- _Selected extract_:
^^^^
We will leverage Kubernetes on EKS due to the scale we will operate at and the balance of flexibility, cost, and functionality it provides. We have large enough scale with consistent enough traffic to not use Lambdas, prefer lower operational overhead than on-prem, and prefer the improvements containerization provides to use EKS.

Persistence, Caching, File Storage, Search, and Databases

Each microservice requires a method for storing and retrieving data. The choice of data persistence depends on factors such as data volume, access patterns, rate of change, latency constraints, and consistency/availability/partitioning requirements. There are five classes of persistence we will leverage:

In-Memory Caches
File Storage Systems
Search Indexes
Relational Databases
Non-Relational / NoSQL / Graph Databases

Caching

Caching is a critical mechanism for improving performance and reducing load on primary data stores. It is typically implemented in multiple layers, with the fastest cache layers checked first, followed by progressively slower ones. In-memory caches, the fastest option, can be centralized or distributed across hosts, depending on the use case.

Cached data may be accessed, updated, or evicted at various points depending on application requirements:

Access Pattern: Caches can be accessed before, after, or concurrently with the primary data store.
Update Strategy: Cached data may be updated only for a single server instance or propagated across a service cluster.
Eviction Policies: Data may be evicted based on memory constraints or recency of access, using configurable policies like Least Recently Used (LRU) or time-to-live (TTL).

Types of Caches

We will consider four classes of in-memory caches, each suited to different needs:

Local In-Memory Cache (e.g. Google Guava): Simple; data is updated only from that server instance, with no propagation to other server nodes.
Distributed On-Host In-Memory Cache (e.g. Memcached default): Data is updated in a centralized cache cluster and asynchronously propagated to other server nodes.
Distributed Off-Host In-Memory Cache (e.g. Redis default): Data is updated in a centralized cluster and accessed directly by services rather than propagating to individual nodes.
Database-Integrated Caching (e.g. DAX - DynamoDB Accelerator): Combines caching with the database layer for seamless access. Cached data is updated and stored alongside the database, providing a transparent performance boost for database calls.

Memcached Redis

Cache Update Strategies

Caches can be accessed and updated using different patterns, each with its own trade-offs. There are three cache update patterns we’ll consider:

Write-through: Data is updated in the cache and in the primary persistence store concurrently. The operation returns successfully once writes to both are completed. This strategy’s advantage is in data consistency and fast retrieval of subsequent reads, whereas its disadvantage is in additional latency during writes. This is a common pattern for use-cases where data is written and then subsequently read quickly.
^^^^
- _Layout records_:
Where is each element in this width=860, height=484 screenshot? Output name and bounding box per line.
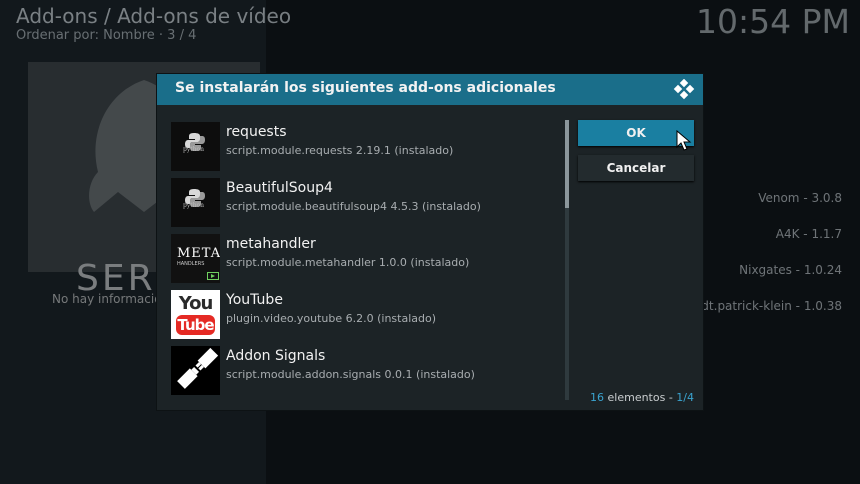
addon-id-version: script.module.beautifulsoup4 4.5.3 (inst… (226, 200, 481, 213)
python-icon: python (171, 178, 220, 227)
addon-id-version: script.module.addon.signals 0.0.1 (insta… (226, 368, 475, 381)
list-item[interactable]: META HANDLERS metahandler script.module.… (171, 232, 563, 288)
list-item[interactable]: You Tube YouTube plugin.video.youtube 6.… (171, 288, 563, 344)
list-item[interactable]: python requests script.module.requests 2… (171, 120, 563, 176)
addon-id-version: script.module.metahandler 1.0.0 (instala… (226, 256, 470, 269)
addon-id-version: plugin.video.youtube 6.2.0 (instalado) (226, 312, 436, 325)
youtube-icon: You Tube (171, 290, 220, 339)
youtube-wordmark-bottom: Tube (176, 315, 215, 335)
count-number: 16 (590, 391, 605, 404)
list-scrollbar[interactable] (565, 120, 569, 400)
addon-name: YouTube (226, 292, 283, 308)
list-item[interactable]: python BeautifulSoup4 script.module.beau… (171, 176, 563, 232)
kodi-logo-icon (673, 79, 695, 100)
python-wordmark: python (183, 146, 204, 153)
dialog-title: Se instalarán los siguientes add-ons adi… (175, 80, 556, 96)
page-title: Add-ons / Add-ons de vídeo (16, 4, 292, 28)
addon-name: metahandler (226, 236, 316, 252)
meta-wordmark: META (177, 246, 220, 261)
python-icon: python (171, 122, 220, 171)
background-header: Add-ons / Add-ons de vídeo Ordenar por: … (16, 4, 291, 43)
dependency-list[interactable]: python requests script.module.requests 2… (171, 120, 563, 402)
dialog-header: Se instalarán los siguientes add-ons adi… (157, 74, 703, 105)
list-item[interactable]: Addon Signals script.module.addon.signal… (171, 344, 563, 400)
youtube-wordmark-top: You (178, 293, 214, 314)
addon-id-version: script.module.requests 2.19.1 (instalado… (226, 144, 454, 157)
info-text: No hay información (52, 292, 170, 306)
clock: 10:54 PM (696, 2, 850, 41)
python-wordmark: python (183, 202, 204, 209)
page-indicator: 1/4 (676, 391, 694, 404)
item-count: 16 elementos - 1/4 (590, 391, 694, 404)
addon-name: requests (226, 124, 287, 140)
count-word: elementos - (604, 391, 677, 404)
sort-info: Ordenar por: Nombre · 3 / 4 (16, 28, 197, 43)
metahandler-icon: META HANDLERS (171, 234, 220, 283)
mouse-cursor-icon (676, 130, 692, 151)
addon-name: BeautifulSoup4 (226, 180, 333, 196)
install-dependencies-dialog: Se instalarán los siguientes add-ons adi… (157, 74, 703, 410)
meta-subtext: HANDLERS (177, 261, 205, 267)
plug-icon (171, 346, 220, 395)
cancel-button[interactable]: Cancelar (578, 155, 694, 181)
play-icon (207, 272, 219, 280)
addon-name: Addon Signals (226, 348, 326, 364)
scrollbar-thumb[interactable] (565, 120, 569, 208)
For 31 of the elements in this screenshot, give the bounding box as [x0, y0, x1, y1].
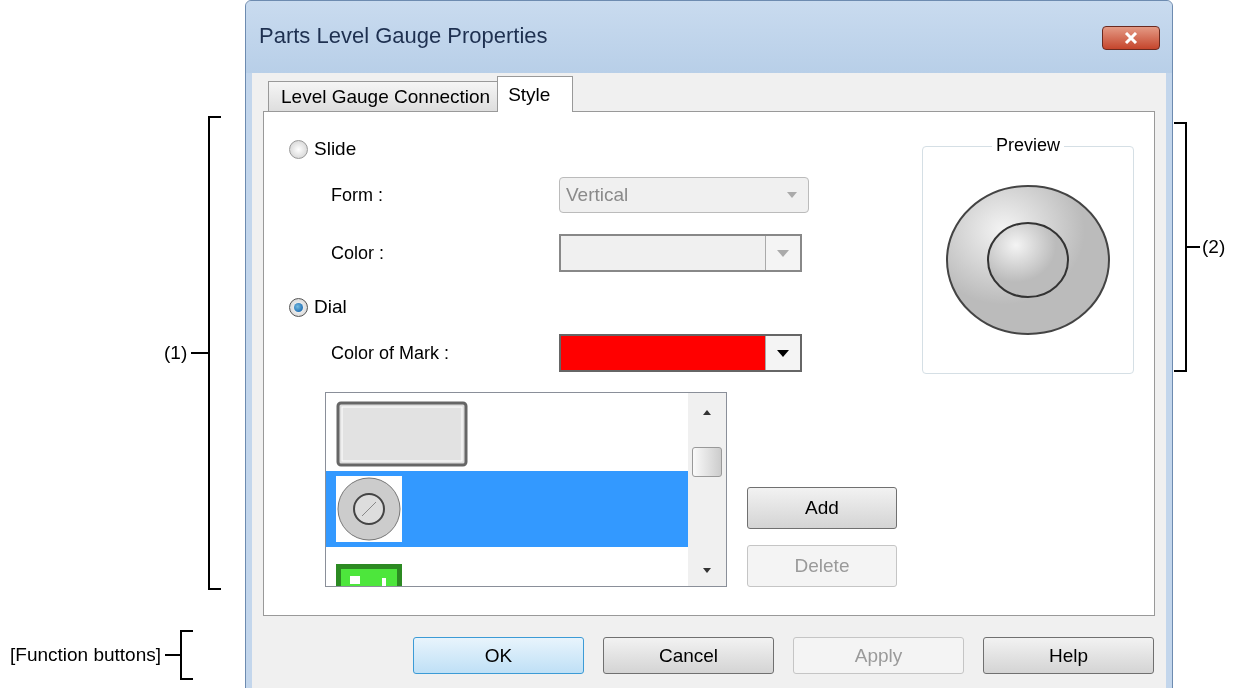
color-dropdown[interactable] [559, 334, 802, 372]
dialog-button[interactable]: Cancel [603, 637, 774, 674]
tab[interactable]: Style [497, 76, 574, 112]
callout-label: (2) [1202, 236, 1226, 258]
scrollbar[interactable] [688, 393, 726, 586]
scroll-up-icon [702, 409, 712, 415]
tab[interactable]: Level Gauge Connection [268, 81, 500, 111]
list-item[interactable] [326, 471, 688, 547]
dialog-button[interactable]: OK [413, 637, 584, 674]
callout-label: [Function buttons] [10, 644, 162, 666]
caret-icon [786, 191, 798, 199]
callout-label: (1) [164, 342, 188, 364]
bracket-line [165, 630, 196, 680]
scroll-thumb[interactable] [692, 446, 722, 477]
field-label: Color : [331, 242, 385, 264]
close-button[interactable] [1102, 26, 1160, 50]
caret-icon [776, 248, 790, 258]
dialog-button[interactable]: Help [983, 637, 1154, 674]
list-button[interactable]: Add [747, 487, 897, 529]
radio-button[interactable] [289, 139, 308, 159]
dial-thumbnail-icon [336, 476, 402, 542]
close-icon [1124, 32, 1138, 44]
radio-label[interactable]: Slide [314, 138, 357, 160]
field-label: Color of Mark : [331, 342, 451, 364]
panel-thumbnail-icon [336, 401, 468, 467]
radio-label[interactable]: Dial [314, 296, 347, 318]
field-label: Form : [331, 184, 384, 206]
radio-button[interactable] [289, 297, 308, 317]
scroll-down-icon [702, 568, 712, 574]
caret-icon [776, 348, 790, 358]
window-title: Parts Level Gauge Properties [259, 23, 548, 49]
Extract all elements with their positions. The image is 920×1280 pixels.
^^^^
- _Work to complete_: Could you carry the text on caching and data persistence forward from the point where it stops?

- _Written response_:
Write-back: Data is updated in the cache only before the operation is successful; asynchronously in the background the primary persistence store is updated. This strategy’s advantage is in fast writes, whereas its disadvantage is in (a) the eventual consistency of requests made to other service instances while the primary persistence store has not yet been updated and (b) data loss if the cache is wiped prior to the primary persistence store being updated.
Write-around: Data is updated in the primary persistence store only before the operation is successful. This strategy’s advantage is in reducing writes to the cache which may never be accessed, whereas its disadvantage is that the data needs to be retrieved from the slower primary persistence store upon it being requested or else outdated data will be read.

Cache Eviction Policies

To manage cache memory efficiently, eviction policies determine which data is removed when space is needed. Common policies include:

First-in-first-out (FIFO): Evicts the oldest item.
Last-in-first-out (LIFO): Evicts the newest item.
Least-recently-used (LRU): Evicts the item accessed longest ago.
Least-frequently-used (LFU): Evicts the item accessed least frequently.

We’ll implement a two-layer caching setup with on-host local caches (e.g. Google Guava) as the first caching layer and a distributed off-host in-memory cache cluster (e.g. Redis) as the second caching layer, along with an LRU cache eviction policy.

File Storage and Content Delivery Networks (CDNs)

File Storage is ideal for managing large datasets that are accessed in bulk. External file storage, for example in AWS S3, is well suited for data which is loaded in batch on service start-up. File storage is regularly used in areas such as translations, Machine Learning model outputs, and large precomputed datasets. External file storage is optimal for storing assets like images, videos, and documents too.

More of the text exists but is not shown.